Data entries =
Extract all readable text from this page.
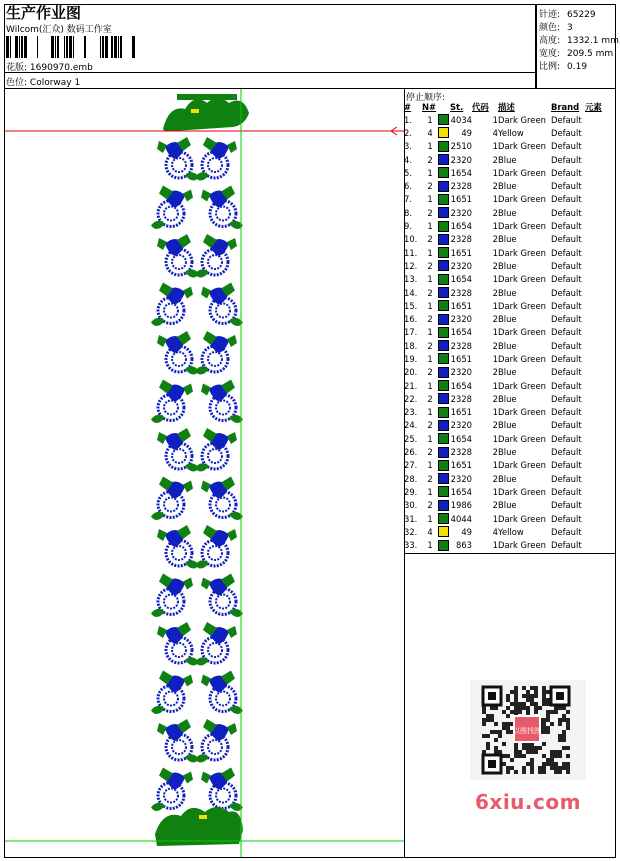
生产作业图
Wilcom(汇众) 数码工作室
花版: 1690970.emb
色位: Colorway 1
针迹: 65229
颜色: 3
高度: 1332.1 mm
宽度: 209.5 mm
比例: 0.19
停止顺序:
#	N#		St.	代码	描述	Brand	元素
1.	1		4034	1	Dark Green	Default	
2.	4		49	4	Yellow	Default	
3.	1		2510	1	Dark Green	Default	
4.	2		2320	2	Blue	Default	
5.	1		1654	1	Dark Green	Default	
6.	2		2328	2	Blue	Default	
7.	1		1651	1	Dark Green	Default	
8.	2		2320	2	Blue	Default	
9.	1		1654	1	Dark Green	Default	
10.	2		2328	2	Blue	Default	
11.	1		1651	1	Dark Green	Default	
12.	2		2320	2	Blue	Default	
13.	1		1654	1	Dark Green	Default	
14.	2		2328	2	Blue	Default	
15.	1		1651	1	Dark Green	Default	
16.	2		2320	2	Blue	Default	
17.	1		1654	1	Dark Green	Default	
18.	2		2328	2	Blue	Default	
19.	1		1651	1	Dark Green	Default	
20.	2		2320	2	Blue	Default	
21.	1		1654	1	Dark Green	Default	
22.	2		2328	2	Blue	Default	
23.	1		1651	1	Dark Green	Default	
24.	2		2320	2	Blue	Default	
25.	1		1654	1	Dark Green	Default	
26.	2		2328	2	Blue	Default	
27.	1		1651	1	Dark Green	Default	
28.	2		2320	2	Blue	Default	
29.	1		1654	1	Dark Green	Default	
30.	2		1986	2	Blue	Default	
31.	1		4044	1	Dark Green	Default	
32.	4		49	4	Yellow	Default	
33.	1		863	1	Dark Green	Default	
以图找图
6xiu.com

What you have to do = Search the entries for the word "Yellow", then list each line that holds it.

Result for this exercise =
2.	4		49	4	Yellow	Default	
32.	4		49	4	Yellow	Default	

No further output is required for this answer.